> _BRIEF_:
Search the records that follow and extract every line containing the string "Joined".
++++++++++
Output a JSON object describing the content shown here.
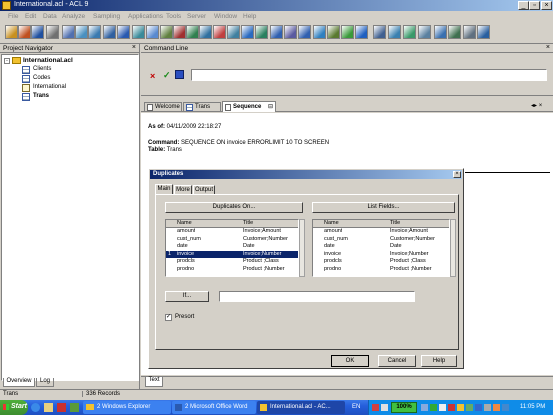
{
  "window": {
    "title": "International.acl - ACL 9"
  },
  "menu": [
    "File",
    "Edit",
    "Data",
    "Analyze",
    "Sampling",
    "Applications",
    "Tools",
    "Server",
    "Window",
    "Help"
  ],
  "navigator": {
    "title": "Project Navigator",
    "root": "International.acl",
    "items": [
      "Clients",
      "Codes",
      "International",
      "Trans"
    ],
    "tabs": [
      "Overview",
      "Log"
    ]
  },
  "command_line": {
    "title": "Command Line",
    "value": ""
  },
  "tabs": [
    "Welcome",
    "Trans",
    "Sequence"
  ],
  "results": {
    "as_of_label": "As of:",
    "as_of_value": "04/11/2009 22:18:27",
    "command_label": "Command:",
    "command_value": "SEQUENCE ON invoice ERRORLIMIT 10 TO SCREEN",
    "table_label": "Table:",
    "table_value": "Trans"
  },
  "dialog": {
    "title": "Duplicates",
    "tabs": [
      "Main",
      "More",
      "Output"
    ],
    "left_button": "Duplicates On...",
    "right_button": "List Fields...",
    "col_name": "Name",
    "col_title": "Title",
    "left_rows": [
      {
        "num": "",
        "name": "amount",
        "title": "Invoice;Amount"
      },
      {
        "num": "",
        "name": "cust_num",
        "title": "Customer;Number"
      },
      {
        "num": "",
        "name": "date",
        "title": "Date"
      },
      {
        "num": "1",
        "name": "invoice",
        "title": "Invoice;Number"
      },
      {
        "num": "",
        "name": "prodcls",
        "title": "Product ;Class"
      },
      {
        "num": "",
        "name": "prodno",
        "title": "Product ;Number"
      }
    ],
    "right_rows": [
      {
        "name": "amount",
        "title": "Invoice;Amount"
      },
      {
        "name": "cust_num",
        "title": "Customer;Number"
      },
      {
        "name": "date",
        "title": "Date"
      },
      {
        "name": "invoice",
        "title": "Invoice;Number"
      },
      {
        "name": "prodcls",
        "title": "Product ;Class"
      },
      {
        "name": "prodno",
        "title": "Product ;Number"
      }
    ],
    "if_button": "If...",
    "if_value": "",
    "presort_label": "Presort",
    "ok": "OK",
    "cancel": "Cancel",
    "help": "Help"
  },
  "bottom_tab": "Text",
  "status": {
    "table": "Trans",
    "records": "336 Records"
  },
  "taskbar": {
    "start": "Start",
    "items": [
      "2 Windows Explorer",
      "2 Microsoft Office Word",
      "International.acl - AC..."
    ],
    "lang": "EN",
    "zoom": "100%",
    "time": "11:05 PM"
  },
  "colors": {
    "title_start": "#0a246a",
    "title_end": "#a6caf0",
    "selection": "#0a246a",
    "taskbar": "#245edb",
    "start": "#3c8d2f"
  }
}
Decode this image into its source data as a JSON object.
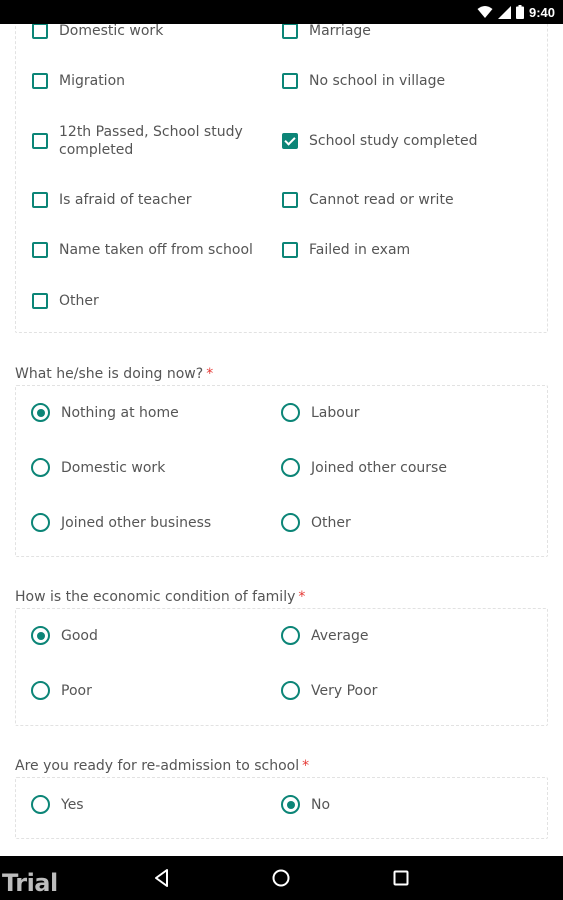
{
  "status_bar": {
    "time": "9:40"
  },
  "sections": {
    "reasons": {
      "options": [
        {
          "label": "Domestic work",
          "checked": false
        },
        {
          "label": "Marriage",
          "checked": false
        },
        {
          "label": "Migration",
          "checked": false
        },
        {
          "label": "No school in village",
          "checked": false
        },
        {
          "label": "12th Passed, School study completed",
          "checked": false
        },
        {
          "label": "School study completed",
          "checked": true
        },
        {
          "label": "Is afraid of teacher",
          "checked": false
        },
        {
          "label": "Cannot read or write",
          "checked": false
        },
        {
          "label": "Name taken off from school",
          "checked": false
        },
        {
          "label": "Failed in exam",
          "checked": false
        },
        {
          "label": "Other",
          "checked": false
        }
      ]
    },
    "doing_now": {
      "question": "What he/she is doing now?",
      "required_mark": "*",
      "options": [
        {
          "label": "Nothing at home",
          "selected": true
        },
        {
          "label": "Labour",
          "selected": false
        },
        {
          "label": "Domestic work",
          "selected": false
        },
        {
          "label": "Joined other course",
          "selected": false
        },
        {
          "label": "Joined other business",
          "selected": false
        },
        {
          "label": "Other",
          "selected": false
        }
      ]
    },
    "economic": {
      "question": "How is the economic condition of family",
      "required_mark": "*",
      "options": [
        {
          "label": "Good",
          "selected": true
        },
        {
          "label": "Average",
          "selected": false
        },
        {
          "label": "Poor",
          "selected": false
        },
        {
          "label": "Very Poor",
          "selected": false
        }
      ]
    },
    "readmission": {
      "question": "Are you ready for re-admission to school",
      "required_mark": "*",
      "options": [
        {
          "label": "Yes",
          "selected": false
        },
        {
          "label": "No",
          "selected": true
        }
      ]
    }
  },
  "watermark": "Trial",
  "colors": {
    "accent": "#0c8577",
    "required": "#e53935"
  },
  "nav": {
    "back_icon": "back-triangle-icon",
    "home_icon": "home-circle-icon",
    "recents_icon": "recents-square-icon"
  }
}
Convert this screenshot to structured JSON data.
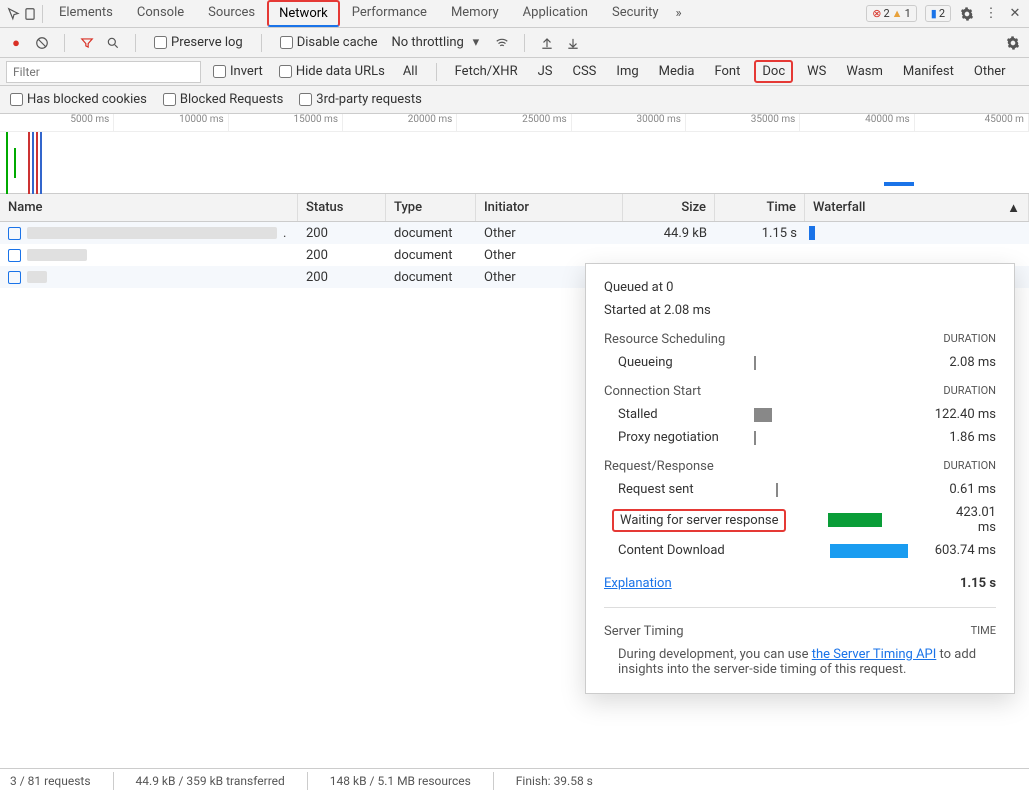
{
  "tabs": [
    "Elements",
    "Console",
    "Sources",
    "Network",
    "Performance",
    "Memory",
    "Application",
    "Security"
  ],
  "active_tab": "Network",
  "top_badges": {
    "error_count": "2",
    "warn_count": "1",
    "msg_count": "2"
  },
  "toolbar2": {
    "preserve_log": "Preserve log",
    "disable_cache": "Disable cache",
    "throttling": "No throttling"
  },
  "filter_row": {
    "placeholder": "Filter",
    "invert": "Invert",
    "hide_data": "Hide data URLs",
    "chips": [
      "All",
      "Fetch/XHR",
      "JS",
      "CSS",
      "Img",
      "Media",
      "Font",
      "Doc",
      "WS",
      "Wasm",
      "Manifest",
      "Other"
    ],
    "selected_chip": "Doc"
  },
  "filter_row2": {
    "blocked_cookies": "Has blocked cookies",
    "blocked_requests": "Blocked Requests",
    "third_party": "3rd-party requests"
  },
  "timeline_ticks": [
    "5000 ms",
    "10000 ms",
    "15000 ms",
    "20000 ms",
    "25000 ms",
    "30000 ms",
    "35000 ms",
    "40000 ms",
    "45000 m"
  ],
  "columns": {
    "name": "Name",
    "status": "Status",
    "type": "Type",
    "initiator": "Initiator",
    "size": "Size",
    "time": "Time",
    "waterfall": "Waterfall"
  },
  "rows": [
    {
      "status": "200",
      "type": "document",
      "initiator": "Other",
      "size": "44.9 kB",
      "time": "1.15 s"
    },
    {
      "status": "200",
      "type": "document",
      "initiator": "Other",
      "size": "",
      "time": ""
    },
    {
      "status": "200",
      "type": "document",
      "initiator": "Other",
      "size": "",
      "time": ""
    }
  ],
  "popover": {
    "queued": "Queued at 0",
    "started": "Started at 2.08 ms",
    "sections": {
      "resource_scheduling": "Resource Scheduling",
      "connection_start": "Connection Start",
      "request_response": "Request/Response"
    },
    "duration_label": "DURATION",
    "queueing": {
      "label": "Queueing",
      "value": "2.08 ms"
    },
    "stalled": {
      "label": "Stalled",
      "value": "122.40 ms"
    },
    "proxy": {
      "label": "Proxy negotiation",
      "value": "1.86 ms"
    },
    "sent": {
      "label": "Request sent",
      "value": "0.61 ms"
    },
    "waiting": {
      "label": "Waiting for server response",
      "value": "423.01 ms"
    },
    "download": {
      "label": "Content Download",
      "value": "603.74 ms"
    },
    "explanation": "Explanation",
    "total": "1.15 s",
    "server_timing": "Server Timing",
    "time_label": "TIME",
    "server_timing_text_pre": "During development, you can use ",
    "server_timing_link": "the Server Timing API",
    "server_timing_text_post": " to add insights into the server-side timing of this request."
  },
  "status_bar": {
    "requests": "3 / 81 requests",
    "transferred": "44.9 kB / 359 kB transferred",
    "resources": "148 kB / 5.1 MB resources",
    "finish": "Finish: 39.58 s"
  },
  "chart_data": {
    "type": "table",
    "title": "Request timing breakdown",
    "series": [
      {
        "name": "Queueing",
        "values": [
          2.08
        ]
      },
      {
        "name": "Stalled",
        "values": [
          122.4
        ]
      },
      {
        "name": "Proxy negotiation",
        "values": [
          1.86
        ]
      },
      {
        "name": "Request sent",
        "values": [
          0.61
        ]
      },
      {
        "name": "Waiting for server response",
        "values": [
          423.01
        ]
      },
      {
        "name": "Content Download",
        "values": [
          603.74
        ]
      }
    ],
    "total_ms": 1150
  }
}
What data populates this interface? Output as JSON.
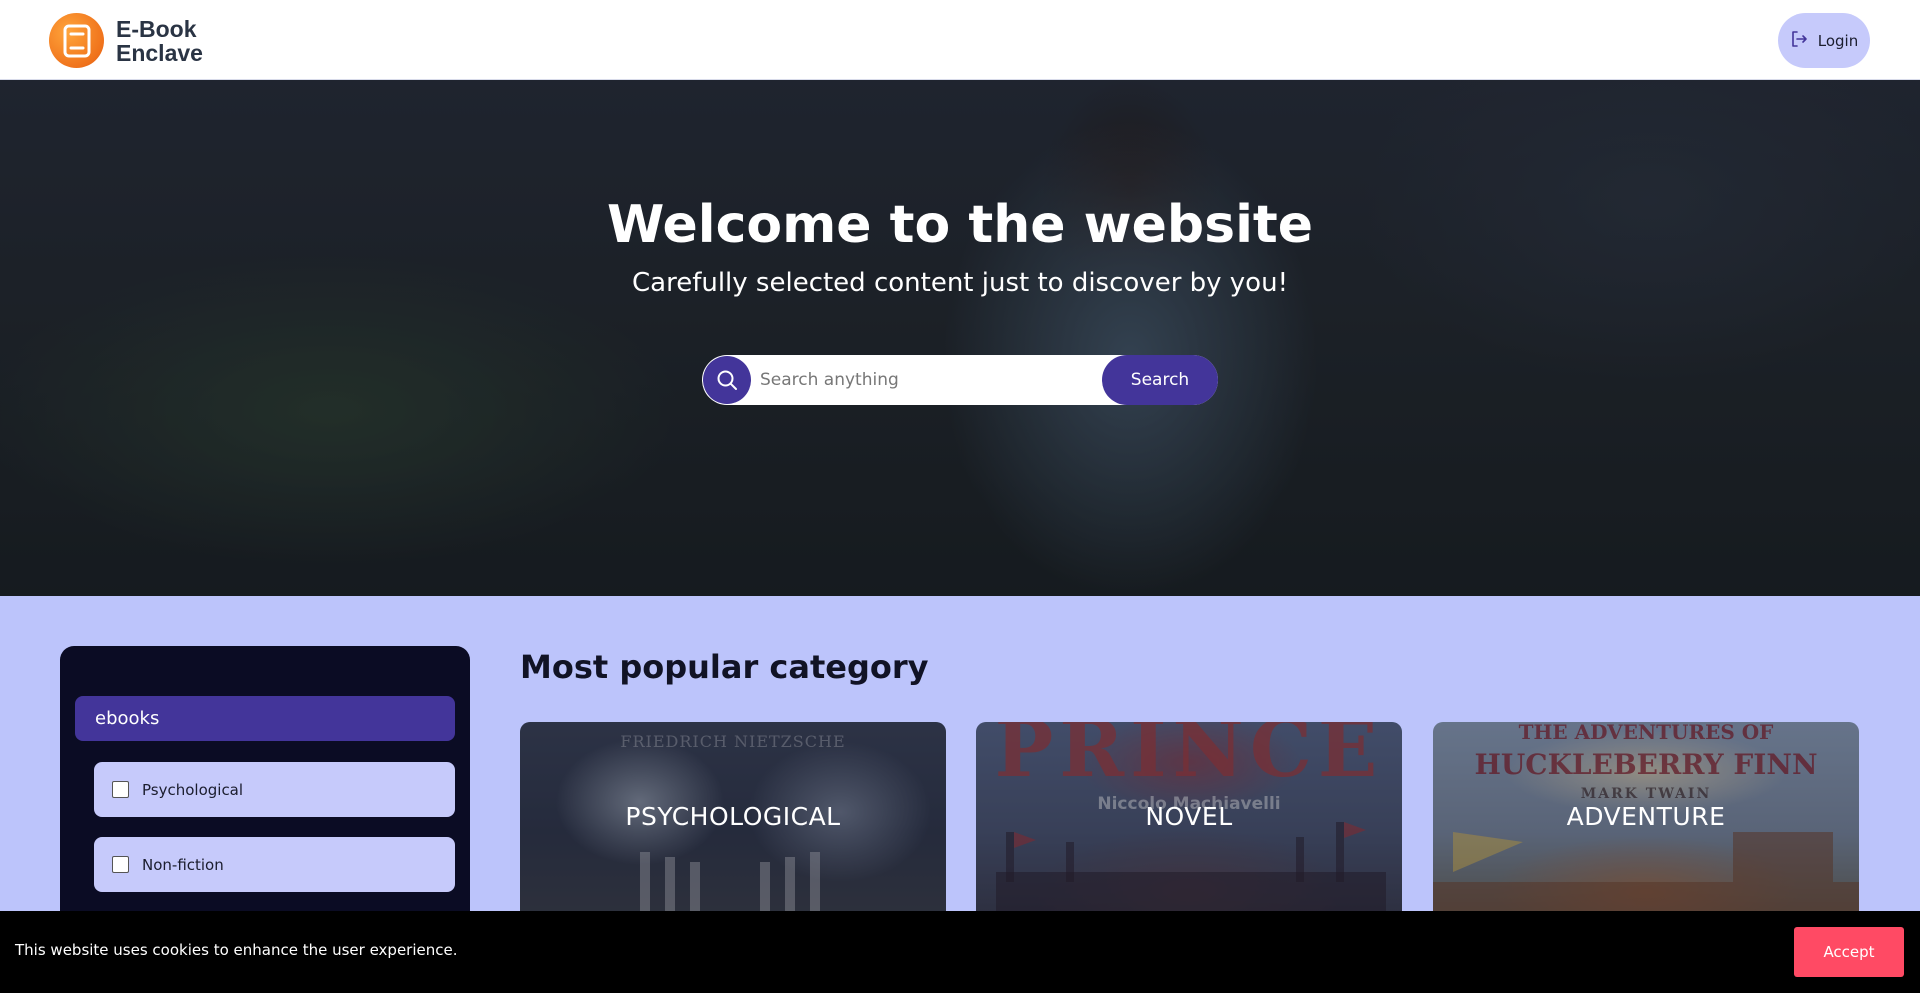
{
  "header": {
    "logo_line1": "E-Book",
    "logo_line2": "Enclave",
    "login_label": "Login",
    "login_icon": "logout-arrow-icon"
  },
  "hero": {
    "title": "Welcome to the website",
    "subtitle": "Carefully selected content just to discover by you!",
    "search_placeholder": "Search anything",
    "search_value": "",
    "search_button": "Search",
    "search_icon": "search-icon"
  },
  "sidebar": {
    "category": "ebooks",
    "filters": [
      {
        "label": "Psychological",
        "checked": false
      },
      {
        "label": "Non-fiction",
        "checked": false
      }
    ]
  },
  "popular": {
    "title": "Most popular category",
    "cards": [
      {
        "label": "PSYCHOLOGICAL",
        "cover_text": "FRIEDRICH NIETZSCHE"
      },
      {
        "label": "NOVEL",
        "cover_title": "PRINCE",
        "cover_author": "Niccolo Machiavelli"
      },
      {
        "label": "ADVENTURE",
        "cover_title_1": "THE ADVENTURES OF",
        "cover_title_2": "HUCKLEBERRY FINN",
        "cover_author": "MARK TWAIN"
      }
    ]
  },
  "cookie": {
    "text": "This website uses cookies to enhance the user experience.",
    "accept": "Accept"
  },
  "colors": {
    "brand": "#43359a",
    "page_background": "#bcc4fb",
    "accent_button": "#ff4a64",
    "logo_orange": "#f0731c"
  }
}
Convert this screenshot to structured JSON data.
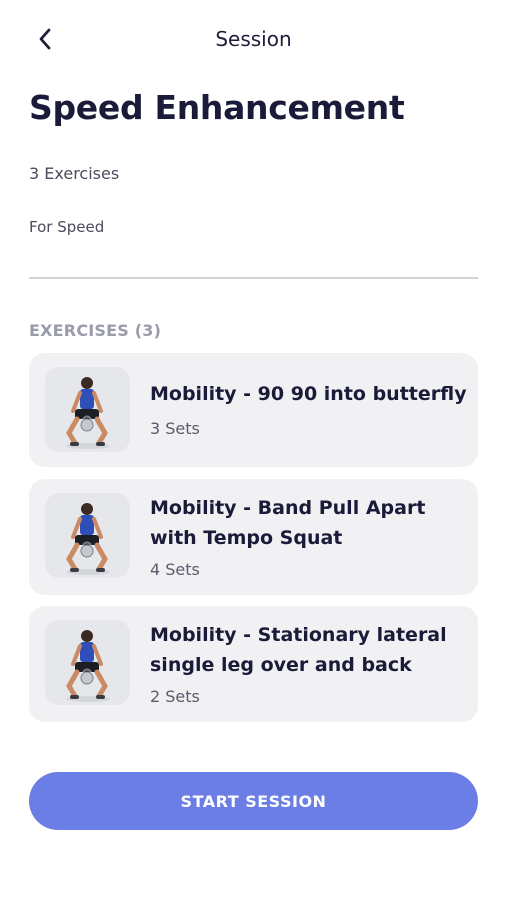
{
  "header": {
    "back_icon": "chevron-left-icon",
    "title": "Session"
  },
  "session": {
    "name": "Speed Enhancement",
    "exercise_count_label": "3 Exercises",
    "focus": "For Speed"
  },
  "exercises_section": {
    "label": "EXERCISES (3)",
    "items": [
      {
        "name": "Mobility - 90 90 into butterfly",
        "sets": "3 Sets",
        "thumbnail_icon": "kettlebell-athlete-image"
      },
      {
        "name": "Mobility - Band Pull Apart with Tempo Squat",
        "sets": "4 Sets",
        "thumbnail_icon": "kettlebell-athlete-image"
      },
      {
        "name": "Mobility - Stationary lateral single leg over and back",
        "sets": "2 Sets",
        "thumbnail_icon": "kettlebell-athlete-image"
      }
    ]
  },
  "actions": {
    "start_label": "START SESSION"
  },
  "colors": {
    "accent": "#6a7ee6",
    "card_bg": "#f1f1f3",
    "text_primary": "#1a1b38",
    "text_muted": "#9a9baa"
  }
}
++++++++++
> _RESPONSE_:
          "label": "Joined other course",
          "label": "Joined other business",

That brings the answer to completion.